▶ Task input:
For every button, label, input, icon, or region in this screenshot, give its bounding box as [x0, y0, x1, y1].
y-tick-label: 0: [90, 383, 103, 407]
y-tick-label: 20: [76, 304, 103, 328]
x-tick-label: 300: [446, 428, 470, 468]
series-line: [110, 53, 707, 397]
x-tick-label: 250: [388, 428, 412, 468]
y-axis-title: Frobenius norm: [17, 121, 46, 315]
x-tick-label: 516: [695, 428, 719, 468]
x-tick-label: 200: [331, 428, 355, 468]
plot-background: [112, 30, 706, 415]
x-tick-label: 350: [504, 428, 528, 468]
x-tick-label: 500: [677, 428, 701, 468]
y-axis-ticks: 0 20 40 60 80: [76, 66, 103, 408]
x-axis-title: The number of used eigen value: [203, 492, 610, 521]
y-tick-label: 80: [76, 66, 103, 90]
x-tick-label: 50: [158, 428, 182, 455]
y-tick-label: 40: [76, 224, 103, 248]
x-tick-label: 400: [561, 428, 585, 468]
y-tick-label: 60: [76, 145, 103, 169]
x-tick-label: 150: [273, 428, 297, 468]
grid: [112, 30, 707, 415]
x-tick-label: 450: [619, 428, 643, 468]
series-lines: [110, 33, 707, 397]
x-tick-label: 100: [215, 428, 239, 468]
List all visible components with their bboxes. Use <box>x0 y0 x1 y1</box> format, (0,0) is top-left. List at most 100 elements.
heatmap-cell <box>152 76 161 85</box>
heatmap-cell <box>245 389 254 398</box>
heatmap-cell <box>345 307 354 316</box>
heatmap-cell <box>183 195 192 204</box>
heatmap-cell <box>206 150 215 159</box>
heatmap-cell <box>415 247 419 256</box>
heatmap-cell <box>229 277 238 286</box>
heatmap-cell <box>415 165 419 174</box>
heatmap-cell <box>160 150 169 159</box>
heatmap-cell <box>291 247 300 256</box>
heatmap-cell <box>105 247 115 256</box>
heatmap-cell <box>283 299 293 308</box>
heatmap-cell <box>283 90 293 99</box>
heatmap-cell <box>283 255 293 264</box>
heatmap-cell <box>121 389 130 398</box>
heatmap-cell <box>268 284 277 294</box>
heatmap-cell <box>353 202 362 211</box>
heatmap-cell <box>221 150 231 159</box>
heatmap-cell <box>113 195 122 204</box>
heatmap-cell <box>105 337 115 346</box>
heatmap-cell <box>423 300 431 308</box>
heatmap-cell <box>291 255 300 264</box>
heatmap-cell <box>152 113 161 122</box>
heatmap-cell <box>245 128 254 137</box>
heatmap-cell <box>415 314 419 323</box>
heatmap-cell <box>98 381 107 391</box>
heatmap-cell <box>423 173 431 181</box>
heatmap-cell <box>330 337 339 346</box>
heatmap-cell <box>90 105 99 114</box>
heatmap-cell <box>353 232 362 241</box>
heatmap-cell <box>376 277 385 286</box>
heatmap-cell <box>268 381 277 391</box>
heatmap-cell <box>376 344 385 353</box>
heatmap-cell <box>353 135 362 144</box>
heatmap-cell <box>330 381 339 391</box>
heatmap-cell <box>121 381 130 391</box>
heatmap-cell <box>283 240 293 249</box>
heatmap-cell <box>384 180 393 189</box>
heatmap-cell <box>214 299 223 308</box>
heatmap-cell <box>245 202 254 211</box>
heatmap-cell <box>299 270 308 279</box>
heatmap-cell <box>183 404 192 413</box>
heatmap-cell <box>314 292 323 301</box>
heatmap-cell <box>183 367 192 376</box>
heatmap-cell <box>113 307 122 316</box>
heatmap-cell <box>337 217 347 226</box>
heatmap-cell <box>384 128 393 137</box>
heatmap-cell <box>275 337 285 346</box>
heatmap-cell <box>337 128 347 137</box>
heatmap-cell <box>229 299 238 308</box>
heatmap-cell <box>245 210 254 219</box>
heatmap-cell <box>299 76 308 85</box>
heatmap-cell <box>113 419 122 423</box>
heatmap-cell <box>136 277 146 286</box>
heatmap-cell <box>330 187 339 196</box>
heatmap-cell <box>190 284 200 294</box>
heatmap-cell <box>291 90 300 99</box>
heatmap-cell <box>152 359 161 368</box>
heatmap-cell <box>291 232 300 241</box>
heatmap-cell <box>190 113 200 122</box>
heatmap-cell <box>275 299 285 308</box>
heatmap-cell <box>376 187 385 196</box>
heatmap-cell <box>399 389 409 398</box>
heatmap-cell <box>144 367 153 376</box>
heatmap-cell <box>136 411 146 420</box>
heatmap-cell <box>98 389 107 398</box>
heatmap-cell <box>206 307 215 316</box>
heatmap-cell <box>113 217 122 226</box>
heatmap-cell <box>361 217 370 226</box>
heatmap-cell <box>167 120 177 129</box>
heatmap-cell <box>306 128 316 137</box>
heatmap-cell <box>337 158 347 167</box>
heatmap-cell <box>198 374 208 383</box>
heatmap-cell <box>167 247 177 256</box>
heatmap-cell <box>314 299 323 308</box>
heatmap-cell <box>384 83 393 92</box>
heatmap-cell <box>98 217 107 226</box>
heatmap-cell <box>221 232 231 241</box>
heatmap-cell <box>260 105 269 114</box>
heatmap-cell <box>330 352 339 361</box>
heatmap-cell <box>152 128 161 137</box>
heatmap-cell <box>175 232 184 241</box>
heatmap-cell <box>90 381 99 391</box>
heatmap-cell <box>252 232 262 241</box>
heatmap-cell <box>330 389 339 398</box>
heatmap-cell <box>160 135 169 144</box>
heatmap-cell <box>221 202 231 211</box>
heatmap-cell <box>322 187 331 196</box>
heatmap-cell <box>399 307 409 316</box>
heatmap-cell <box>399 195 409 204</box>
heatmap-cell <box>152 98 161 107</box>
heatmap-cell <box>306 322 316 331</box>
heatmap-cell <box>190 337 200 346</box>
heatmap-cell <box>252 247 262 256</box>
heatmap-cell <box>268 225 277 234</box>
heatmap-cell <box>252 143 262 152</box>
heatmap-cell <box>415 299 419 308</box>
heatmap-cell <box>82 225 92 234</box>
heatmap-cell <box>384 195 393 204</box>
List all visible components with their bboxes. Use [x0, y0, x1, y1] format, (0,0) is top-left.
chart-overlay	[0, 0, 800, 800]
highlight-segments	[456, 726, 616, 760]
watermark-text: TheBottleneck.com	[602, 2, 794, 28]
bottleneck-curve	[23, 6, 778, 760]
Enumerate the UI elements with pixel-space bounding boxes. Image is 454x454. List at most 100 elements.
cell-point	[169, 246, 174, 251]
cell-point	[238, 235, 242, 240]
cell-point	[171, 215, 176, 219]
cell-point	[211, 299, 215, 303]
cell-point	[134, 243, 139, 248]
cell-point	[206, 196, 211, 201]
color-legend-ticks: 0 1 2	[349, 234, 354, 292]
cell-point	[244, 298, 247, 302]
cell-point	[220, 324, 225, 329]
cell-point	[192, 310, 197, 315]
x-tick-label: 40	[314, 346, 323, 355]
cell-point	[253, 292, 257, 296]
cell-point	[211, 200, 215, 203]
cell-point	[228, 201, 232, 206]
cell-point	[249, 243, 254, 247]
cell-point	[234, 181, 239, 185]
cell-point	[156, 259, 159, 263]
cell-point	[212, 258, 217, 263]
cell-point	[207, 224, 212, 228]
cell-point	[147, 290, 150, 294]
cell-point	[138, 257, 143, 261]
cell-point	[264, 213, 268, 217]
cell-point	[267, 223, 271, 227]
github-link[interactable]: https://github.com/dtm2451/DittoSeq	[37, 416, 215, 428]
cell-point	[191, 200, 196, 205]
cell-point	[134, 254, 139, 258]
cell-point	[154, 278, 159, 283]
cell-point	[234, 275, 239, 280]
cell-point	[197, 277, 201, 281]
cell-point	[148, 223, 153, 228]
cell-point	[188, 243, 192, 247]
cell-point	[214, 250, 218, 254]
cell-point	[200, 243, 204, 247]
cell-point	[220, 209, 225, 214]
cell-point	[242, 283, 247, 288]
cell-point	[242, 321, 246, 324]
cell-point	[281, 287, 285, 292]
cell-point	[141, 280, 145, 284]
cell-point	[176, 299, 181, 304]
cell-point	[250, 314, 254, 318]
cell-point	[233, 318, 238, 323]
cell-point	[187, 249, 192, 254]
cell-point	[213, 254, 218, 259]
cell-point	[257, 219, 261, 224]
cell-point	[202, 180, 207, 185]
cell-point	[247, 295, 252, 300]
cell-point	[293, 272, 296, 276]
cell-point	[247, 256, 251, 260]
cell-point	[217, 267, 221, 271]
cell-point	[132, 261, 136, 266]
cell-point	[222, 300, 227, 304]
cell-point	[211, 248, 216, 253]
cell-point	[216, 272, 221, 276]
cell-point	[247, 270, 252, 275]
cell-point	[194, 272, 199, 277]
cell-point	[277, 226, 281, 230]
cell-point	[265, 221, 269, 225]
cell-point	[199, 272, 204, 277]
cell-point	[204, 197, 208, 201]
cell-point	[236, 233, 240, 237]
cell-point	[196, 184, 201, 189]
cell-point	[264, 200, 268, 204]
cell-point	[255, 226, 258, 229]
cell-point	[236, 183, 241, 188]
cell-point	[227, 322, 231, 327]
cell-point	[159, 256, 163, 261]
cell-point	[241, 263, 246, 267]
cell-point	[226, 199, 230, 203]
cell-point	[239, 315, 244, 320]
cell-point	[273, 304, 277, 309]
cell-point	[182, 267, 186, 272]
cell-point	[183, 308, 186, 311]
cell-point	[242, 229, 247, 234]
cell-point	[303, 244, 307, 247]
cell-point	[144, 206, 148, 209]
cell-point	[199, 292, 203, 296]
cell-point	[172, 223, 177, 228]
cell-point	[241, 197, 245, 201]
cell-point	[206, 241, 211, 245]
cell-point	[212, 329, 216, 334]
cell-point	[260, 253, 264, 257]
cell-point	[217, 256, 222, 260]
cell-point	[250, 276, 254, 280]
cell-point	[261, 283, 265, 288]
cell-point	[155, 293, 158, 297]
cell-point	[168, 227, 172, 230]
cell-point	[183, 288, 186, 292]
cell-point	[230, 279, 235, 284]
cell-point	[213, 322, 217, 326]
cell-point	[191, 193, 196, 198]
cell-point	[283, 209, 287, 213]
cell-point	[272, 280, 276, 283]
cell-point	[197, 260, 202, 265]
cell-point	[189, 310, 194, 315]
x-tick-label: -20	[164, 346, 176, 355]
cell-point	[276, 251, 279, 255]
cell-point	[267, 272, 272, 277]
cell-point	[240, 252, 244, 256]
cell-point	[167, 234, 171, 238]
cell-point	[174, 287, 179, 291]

▶ Written instruction: Write the lines above as a JSON list of strings, one string per line and no blank lines. Include everything from the very first line down to the line containing "heatmap-cell <box>152 113 161 122</box>", and that line too.

▶ Expected answer:
[
  "For every button, label, input, icon, or region in this screenshot, give its bounding box as [x0, y0, x1, y1].",
  "y-tick-label: 0: [90, 383, 103, 407]",
  "y-tick-label: 20: [76, 304, 103, 328]",
  "x-tick-label: 300: [446, 428, 470, 468]",
  "series-line: [110, 53, 707, 397]",
  "x-tick-label: 250: [388, 428, 412, 468]",
  "y-axis-title: Frobenius norm: [17, 121, 46, 315]",
  "x-tick-label: 516: [695, 428, 719, 468]",
  "x-tick-label: 200: [331, 428, 355, 468]",
  "plot-background: [112, 30, 706, 415]",
  "x-tick-label: 350: [504, 428, 528, 468]",
  "x-tick-label: 500: [677, 428, 701, 468]",
  "y-axis-ticks: 0 20 40 60 80: [76, 66, 103, 408]",
  "x-axis-title: The number of used eigen value: [203, 492, 610, 521]",
  "y-tick-label: 80: [76, 66, 103, 90]",
  "x-tick-label: 50: [158, 428, 182, 455]",
  "y-tick-label: 40: [76, 224, 103, 248]",
  "x-tick-label: 400: [561, 428, 585, 468]",
  "y-tick-label: 60: [76, 145, 103, 169]",
  "x-tick-label: 150: [273, 428, 297, 468]",
  "grid: [112, 30, 707, 415]",
  "x-tick-label: 450: [619, 428, 643, 468]",
  "series-lines: [110, 33, 707, 397]",
  "x-tick-label: 100: [215, 428, 239, 468]",
  "List all visible components with their bboxes. Use <box>x0 y0 x1 y1</box> format, (0,0) is top-left. List at most 100 elements.",
  "heatmap-cell <box>152 76 161 85</box>",
  "heatmap-cell <box>245 389 254 398</box>",
  "heatmap-cell <box>345 307 354 316</box>",
  "heatmap-cell <box>183 195 192 204</box>",
  "heatmap-cell <box>206 150 215 159</box>",
  "heatmap-cell <box>415 247 419 256</box>",
  "heatmap-cell <box>229 277 238 286</box>",
  "heatmap-cell <box>415 165 419 174</box>",
  "heatmap-cell <box>160 150 169 159</box>",
  "heatmap-cell <box>291 247 300 256</box>",
  "heatmap-cell <box>105 247 115 256</box>",
  "heatmap-cell <box>283 299 293 308</box>",
  "heatmap-cell <box>283 90 293 99</box>",
  "heatmap-cell <box>283 255 293 264</box>",
  "heatmap-cell <box>121 389 130 398</box>",
  "heatmap-cell <box>268 284 277 294</box>",
  "heatmap-cell <box>353 202 362 211</box>",
  "heatmap-cell <box>221 150 231 159</box>",
  "heatmap-cell <box>113 195 122 204</box>",
  "heatmap-cell <box>105 337 115 346</box>",
  "heatmap-cell <box>423 300 431 308</box>",
  "heatmap-cell <box>291 255 300 264</box>",
  "heatmap-cell <box>152 113 161 122</box>"
]